## The exercise
Give back the entire listing verbatim.

## Data for this task
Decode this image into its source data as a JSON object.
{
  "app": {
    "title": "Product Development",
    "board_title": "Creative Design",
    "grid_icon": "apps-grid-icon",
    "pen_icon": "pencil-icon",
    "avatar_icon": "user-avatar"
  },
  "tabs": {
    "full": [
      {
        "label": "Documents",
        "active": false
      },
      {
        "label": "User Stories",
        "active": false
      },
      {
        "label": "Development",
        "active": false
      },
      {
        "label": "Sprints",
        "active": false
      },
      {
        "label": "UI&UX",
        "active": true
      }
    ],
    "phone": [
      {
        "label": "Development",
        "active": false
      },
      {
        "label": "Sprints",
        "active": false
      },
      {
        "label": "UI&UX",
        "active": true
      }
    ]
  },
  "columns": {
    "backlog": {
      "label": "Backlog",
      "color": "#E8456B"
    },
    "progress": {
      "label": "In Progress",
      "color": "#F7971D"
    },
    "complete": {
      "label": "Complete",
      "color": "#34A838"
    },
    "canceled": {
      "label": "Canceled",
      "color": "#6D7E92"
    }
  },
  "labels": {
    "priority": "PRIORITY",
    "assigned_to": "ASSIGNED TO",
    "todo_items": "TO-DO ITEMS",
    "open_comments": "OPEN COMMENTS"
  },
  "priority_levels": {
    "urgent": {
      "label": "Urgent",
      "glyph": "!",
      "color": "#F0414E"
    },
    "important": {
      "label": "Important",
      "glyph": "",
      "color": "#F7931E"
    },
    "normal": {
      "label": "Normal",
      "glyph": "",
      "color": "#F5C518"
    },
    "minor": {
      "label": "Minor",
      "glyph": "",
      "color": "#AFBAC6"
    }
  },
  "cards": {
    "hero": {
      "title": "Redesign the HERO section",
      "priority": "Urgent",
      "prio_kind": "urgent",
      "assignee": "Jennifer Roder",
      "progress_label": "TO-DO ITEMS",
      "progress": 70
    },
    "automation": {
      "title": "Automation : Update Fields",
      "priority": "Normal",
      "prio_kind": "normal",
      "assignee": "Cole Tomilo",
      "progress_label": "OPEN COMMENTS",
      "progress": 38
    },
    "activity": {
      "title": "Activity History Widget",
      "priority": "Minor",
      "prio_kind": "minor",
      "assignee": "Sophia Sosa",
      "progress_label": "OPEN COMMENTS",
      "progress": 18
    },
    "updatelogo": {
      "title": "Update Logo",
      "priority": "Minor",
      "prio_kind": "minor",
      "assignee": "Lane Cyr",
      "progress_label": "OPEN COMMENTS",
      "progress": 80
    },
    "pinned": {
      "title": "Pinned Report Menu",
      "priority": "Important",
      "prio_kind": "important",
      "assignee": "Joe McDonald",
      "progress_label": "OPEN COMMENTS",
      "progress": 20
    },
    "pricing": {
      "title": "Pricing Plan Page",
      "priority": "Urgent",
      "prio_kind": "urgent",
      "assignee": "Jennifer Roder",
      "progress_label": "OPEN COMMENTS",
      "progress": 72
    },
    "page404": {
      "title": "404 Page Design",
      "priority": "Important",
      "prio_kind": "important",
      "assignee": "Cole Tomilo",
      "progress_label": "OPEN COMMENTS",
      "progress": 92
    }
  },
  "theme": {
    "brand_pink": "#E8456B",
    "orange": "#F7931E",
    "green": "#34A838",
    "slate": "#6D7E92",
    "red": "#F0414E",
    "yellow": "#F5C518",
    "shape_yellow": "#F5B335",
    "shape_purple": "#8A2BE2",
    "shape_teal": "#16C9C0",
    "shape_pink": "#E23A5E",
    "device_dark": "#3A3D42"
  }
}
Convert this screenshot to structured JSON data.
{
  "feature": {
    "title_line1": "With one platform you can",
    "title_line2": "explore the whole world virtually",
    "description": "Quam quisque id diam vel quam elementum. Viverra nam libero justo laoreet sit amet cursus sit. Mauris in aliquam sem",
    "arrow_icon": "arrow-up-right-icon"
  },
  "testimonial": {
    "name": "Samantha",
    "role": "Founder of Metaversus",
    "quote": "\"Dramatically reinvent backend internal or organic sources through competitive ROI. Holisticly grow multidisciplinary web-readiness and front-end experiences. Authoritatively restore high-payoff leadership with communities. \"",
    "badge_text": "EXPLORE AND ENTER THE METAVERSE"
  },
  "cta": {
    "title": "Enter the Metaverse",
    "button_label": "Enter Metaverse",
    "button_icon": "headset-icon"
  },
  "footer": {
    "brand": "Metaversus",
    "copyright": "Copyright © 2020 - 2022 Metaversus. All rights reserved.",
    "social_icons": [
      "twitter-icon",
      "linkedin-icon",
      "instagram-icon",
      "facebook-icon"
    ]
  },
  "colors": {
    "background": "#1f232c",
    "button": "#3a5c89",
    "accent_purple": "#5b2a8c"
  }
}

## Answer to this exercise
Decode this image into its source data as a JSON object.
{
  "app": {
    "title": "Product Development",
    "board_title": "Creative Design",
    "grid_icon": "apps-grid-icon",
    "pen_icon": "pencil-icon",
    "avatar_icon": "user-avatar"
  },
  "tabs": {
    "full": [
      {
        "label": "Documents",
        "active": false
      },
      {
        "label": "User Stories",
        "active": false
      },
      {
        "label": "Development",
        "active": false
      },
      {
        "label": "Sprints",
        "active": false
      },
      {
        "label": "UI&UX",
        "active": true
      }
    ],
    "phone": [
      {
        "label": "Development",
        "active": false
      },
      {
        "label": "Sprints",
        "active": false
      },
      {
        "label": "UI&UX",
        "active": true
      }
    ]
  },
  "columns": {
    "backlog": {
      "label": "Backlog",
      "color": "#E8456B"
    },
    "progress": {
      "label": "In Progress",
      "color": "#F7971D"
    },
    "complete": {
      "label": "Complete",
      "color": "#34A838"
    },
    "canceled": {
      "label": "Canceled",
      "color": "#6D7E92"
    }
  },
  "labels": {
    "priority": "PRIORITY",
    "assigned_to": "ASSIGNED TO",
    "todo_items": "TO-DO ITEMS",
    "open_comments": "OPEN COMMENTS"
  },
  "priority_levels": {
    "urgent": {
      "label": "Urgent",
      "glyph": "!",
      "color": "#F0414E"
    },
    "important": {
      "label": "Important",
      "glyph": "",
      "color": "#F7931E"
    },
    "normal": {
      "label": "Normal",
      "glyph": "",
      "color": "#F5C518"
    },
    "minor": {
      "label": "Minor",
      "glyph": "",
      "color": "#AFBAC6"
    }
  },
  "cards": {
    "hero": {
      "title": "Redesign the HERO section",
      "priority": "Urgent",
      "prio_kind": "urgent",
      "assignee": "Jennifer Roder",
      "progress_label": "TO-DO ITEMS",
      "progress": 70
    },
    "automation": {
      "title": "Automation : Update Fields",
      "priority": "Normal",
      "prio_kind": "normal",
      "assignee": "Cole Tomilo",
      "progress_label": "OPEN COMMENTS",
      "progress": 38
    },
    "activity": {
      "title": "Activity History Widget",
      "priority": "Minor",
      "prio_kind": "minor",
      "assignee": "Sophia Sosa",
      "progress_label": "OPEN COMMENTS",
      "progress": 18
    },
    "updatelogo": {
      "title": "Update Logo",
      "priority": "Minor",
      "prio_kind": "minor",
      "assignee": "Lane Cyr",
      "progress_label": "OPEN COMMENTS",
      "progress": 80
    },
    "pinned": {
      "title": "Pinned Report Menu",
      "priority": "Important",
      "prio_kind": "important",
      "assignee": "Joe McDonald",
      "progress_label": "OPEN COMMENTS",
      "progress": 20
    },
    "pricing": {
      "title": "Pricing Plan Page",
      "priority": "Urgent",
      "prio_kind": "urgent",
      "assignee": "Jennifer Roder",
      "progress_label": "OPEN COMMENTS",
      "progress": 72
    },
    "page404": {
      "title": "404 Page Design",
      "priority": "Important",
      "prio_kind": "important",
      "assignee": "Cole Tomilo",
      "progress_label": "OPEN COMMENTS",
      "progress": 92
    }
  },
  "theme": {
    "brand_pink": "#E8456B",
    "orange": "#F7931E",
    "green": "#34A838",
    "slate": "#6D7E92",
    "red": "#F0414E",
    "yellow": "#F5C518",
    "shape_yellow": "#F5B335",
    "shape_purple": "#8A2BE2",
    "shape_teal": "#16C9C0",
    "shape_pink": "#E23A5E",
    "device_dark": "#3A3D42"
  }
}
Convert this screenshot to structured JSON data.
{
  "feature": {
    "title_line1": "With one platform you can",
    "title_line2": "explore the whole world virtually",
    "description": "Quam quisque id diam vel quam elementum. Viverra nam libero justo laoreet sit amet cursus sit. Mauris in aliquam sem",
    "arrow_icon": "arrow-up-right-icon"
  },
  "testimonial": {
    "name": "Samantha",
    "role": "Founder of Metaversus",
    "quote": "\"Dramatically reinvent backend internal or organic sources through competitive ROI. Holisticly grow multidisciplinary web-readiness and front-end experiences. Authoritatively restore high-payoff leadership with communities. \"",
    "badge_text": "EXPLORE AND ENTER THE METAVERSE"
  },
  "cta": {
    "title": "Enter the Metaverse",
    "button_label": "Enter Metaverse",
    "button_icon": "headset-icon"
  },
  "footer": {
    "brand": "Metaversus",
    "copyright": "Copyright © 2020 - 2022 Metaversus. All rights reserved.",
    "social_icons": [
      "twitter-icon",
      "linkedin-icon",
      "instagram-icon",
      "facebook-icon"
    ]
  },
  "colors": {
    "background": "#1f232c",
    "button": "#3a5c89",
    "accent_purple": "#5b2a8c"
  }
}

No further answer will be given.